• WHAT IS BEING ASKED: Leave out the pictures, and reproduce exactly the lines from the line containing "Read this page and output its text content." through the final line of the entries.

• DATA PROVIDED:
+++
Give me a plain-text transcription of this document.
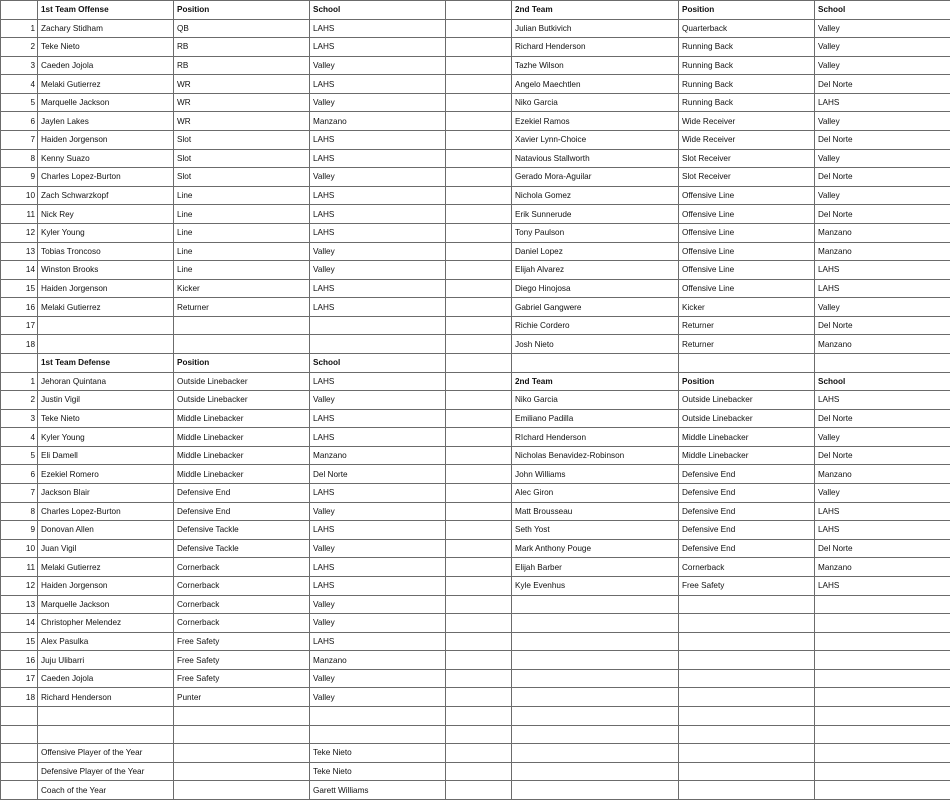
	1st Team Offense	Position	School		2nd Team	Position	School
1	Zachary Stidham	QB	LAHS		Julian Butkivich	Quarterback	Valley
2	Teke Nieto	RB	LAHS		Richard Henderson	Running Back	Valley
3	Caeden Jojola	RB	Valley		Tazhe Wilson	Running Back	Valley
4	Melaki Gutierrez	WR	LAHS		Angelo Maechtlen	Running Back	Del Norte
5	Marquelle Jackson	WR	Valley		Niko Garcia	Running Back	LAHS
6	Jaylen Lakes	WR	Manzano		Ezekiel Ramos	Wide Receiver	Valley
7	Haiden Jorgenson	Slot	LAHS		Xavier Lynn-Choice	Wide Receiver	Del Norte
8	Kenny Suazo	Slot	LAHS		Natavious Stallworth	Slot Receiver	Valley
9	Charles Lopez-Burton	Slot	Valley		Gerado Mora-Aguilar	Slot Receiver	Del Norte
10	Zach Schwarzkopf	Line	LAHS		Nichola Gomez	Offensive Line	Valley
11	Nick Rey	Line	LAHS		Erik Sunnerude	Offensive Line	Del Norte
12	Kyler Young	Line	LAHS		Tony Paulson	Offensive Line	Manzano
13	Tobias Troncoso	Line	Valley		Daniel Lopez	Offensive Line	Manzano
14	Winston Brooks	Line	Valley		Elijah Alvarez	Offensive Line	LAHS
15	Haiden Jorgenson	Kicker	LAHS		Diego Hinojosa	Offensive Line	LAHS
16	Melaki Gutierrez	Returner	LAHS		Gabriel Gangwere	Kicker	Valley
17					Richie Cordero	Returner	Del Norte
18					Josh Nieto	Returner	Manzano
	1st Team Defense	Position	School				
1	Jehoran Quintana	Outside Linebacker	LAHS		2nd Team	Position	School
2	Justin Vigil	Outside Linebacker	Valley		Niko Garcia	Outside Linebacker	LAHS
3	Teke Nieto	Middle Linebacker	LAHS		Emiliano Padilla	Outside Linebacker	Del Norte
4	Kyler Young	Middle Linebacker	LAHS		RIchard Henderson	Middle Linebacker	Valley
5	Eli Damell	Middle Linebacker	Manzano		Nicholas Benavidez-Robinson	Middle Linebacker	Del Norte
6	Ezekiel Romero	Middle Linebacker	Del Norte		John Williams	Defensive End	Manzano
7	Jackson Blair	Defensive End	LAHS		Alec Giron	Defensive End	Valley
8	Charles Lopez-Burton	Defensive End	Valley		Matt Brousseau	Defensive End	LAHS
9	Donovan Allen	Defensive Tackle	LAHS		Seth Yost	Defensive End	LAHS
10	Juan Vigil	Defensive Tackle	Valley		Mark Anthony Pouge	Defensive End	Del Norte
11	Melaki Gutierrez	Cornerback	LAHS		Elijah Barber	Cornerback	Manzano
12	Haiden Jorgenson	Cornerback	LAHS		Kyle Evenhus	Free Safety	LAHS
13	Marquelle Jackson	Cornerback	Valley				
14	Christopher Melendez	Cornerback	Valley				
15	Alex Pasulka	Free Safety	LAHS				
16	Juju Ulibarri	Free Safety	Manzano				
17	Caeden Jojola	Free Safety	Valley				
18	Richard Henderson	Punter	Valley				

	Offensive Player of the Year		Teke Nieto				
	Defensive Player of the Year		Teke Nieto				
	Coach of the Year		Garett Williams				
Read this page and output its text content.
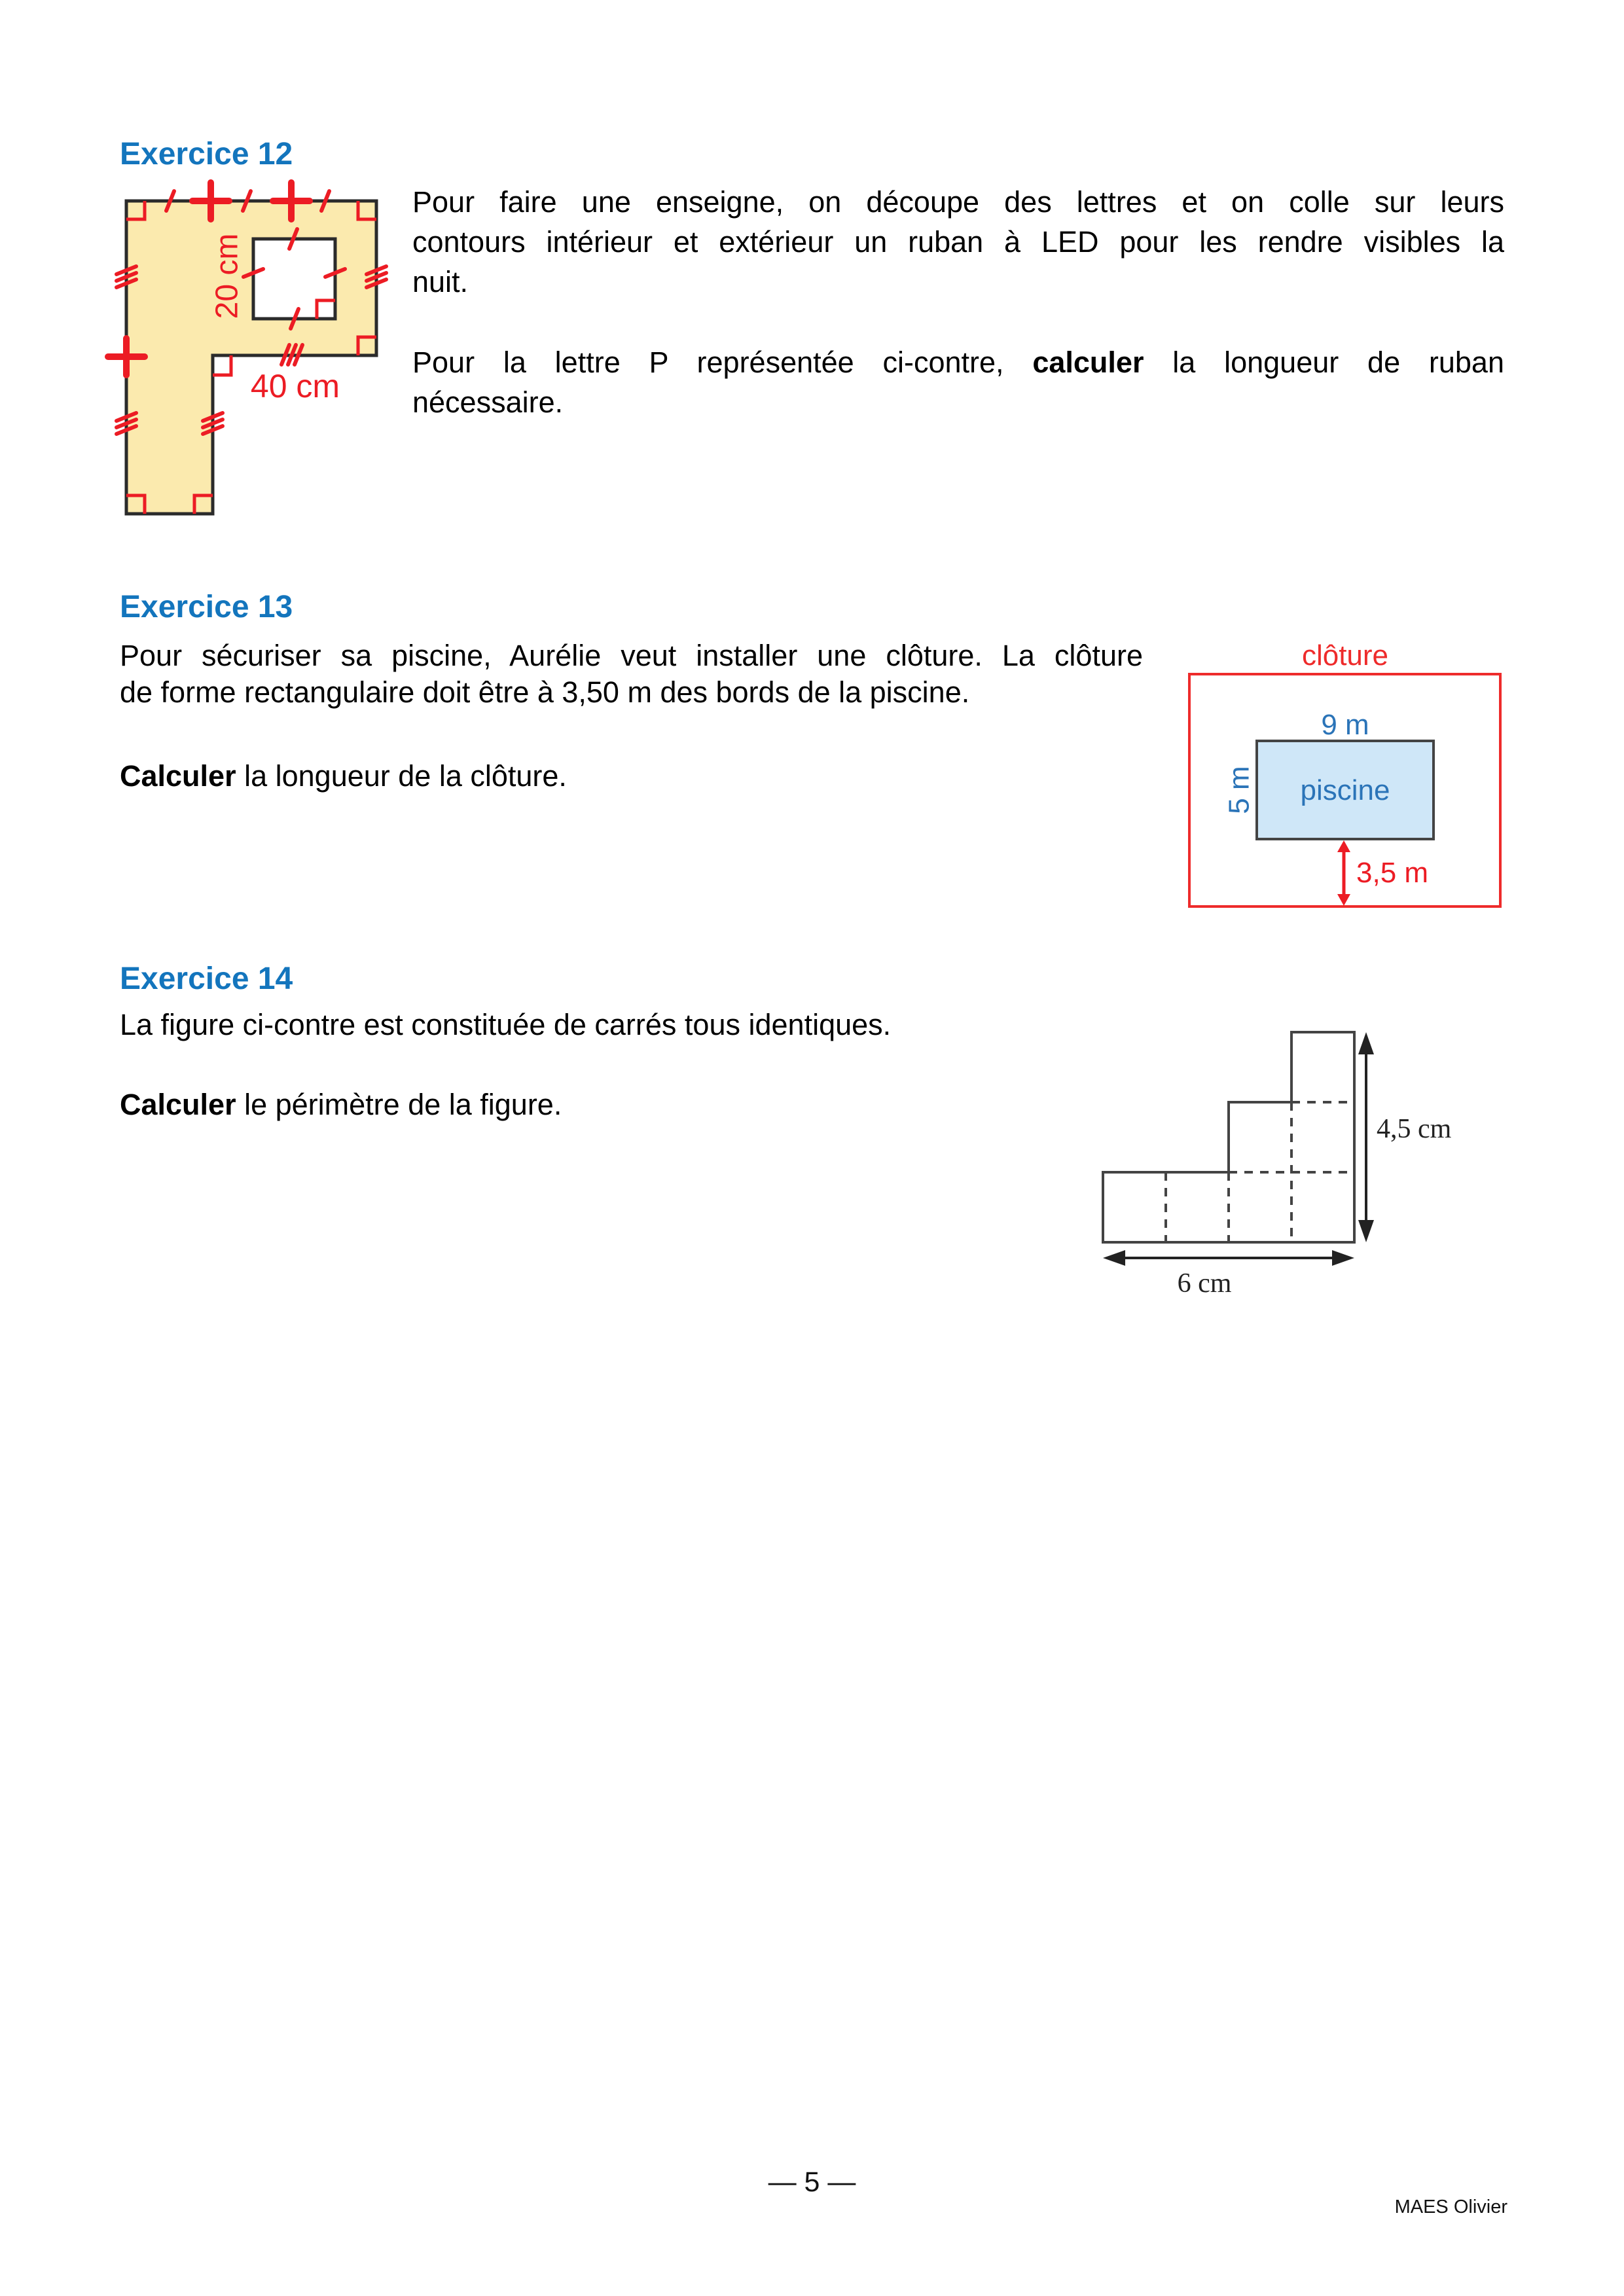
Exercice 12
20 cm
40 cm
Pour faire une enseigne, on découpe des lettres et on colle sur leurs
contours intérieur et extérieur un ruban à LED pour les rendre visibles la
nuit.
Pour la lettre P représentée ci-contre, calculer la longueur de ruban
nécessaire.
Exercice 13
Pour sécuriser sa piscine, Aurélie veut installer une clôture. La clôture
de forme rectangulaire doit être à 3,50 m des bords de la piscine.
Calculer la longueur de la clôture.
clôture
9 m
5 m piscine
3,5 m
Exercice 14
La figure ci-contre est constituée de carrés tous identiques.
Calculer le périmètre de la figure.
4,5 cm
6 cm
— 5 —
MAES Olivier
+++
• TASK SOLUTION:
Read this page and output its text content.
Exercice 12
20 cm
40 cm
Pour faire une enseigne, on découpe des lettres et on colle sur leurs
contours intérieur et extérieur un ruban à LED pour les rendre visibles la
nuit.
Pour la lettre P représentée ci-contre, calculer la longueur de ruban
nécessaire.
Exercice 13
Pour sécuriser sa piscine, Aurélie veut installer une clôture. La clôture
de forme rectangulaire doit être à 3,50 m des bords de la piscine.
Calculer la longueur de la clôture.
clôture
9 m
5 m piscine
3,5 m
Exercice 14
La figure ci-contre est constituée de carrés tous identiques.
Calculer le périmètre de la figure.
4,5 cm
6 cm
— 5 —
MAES Olivier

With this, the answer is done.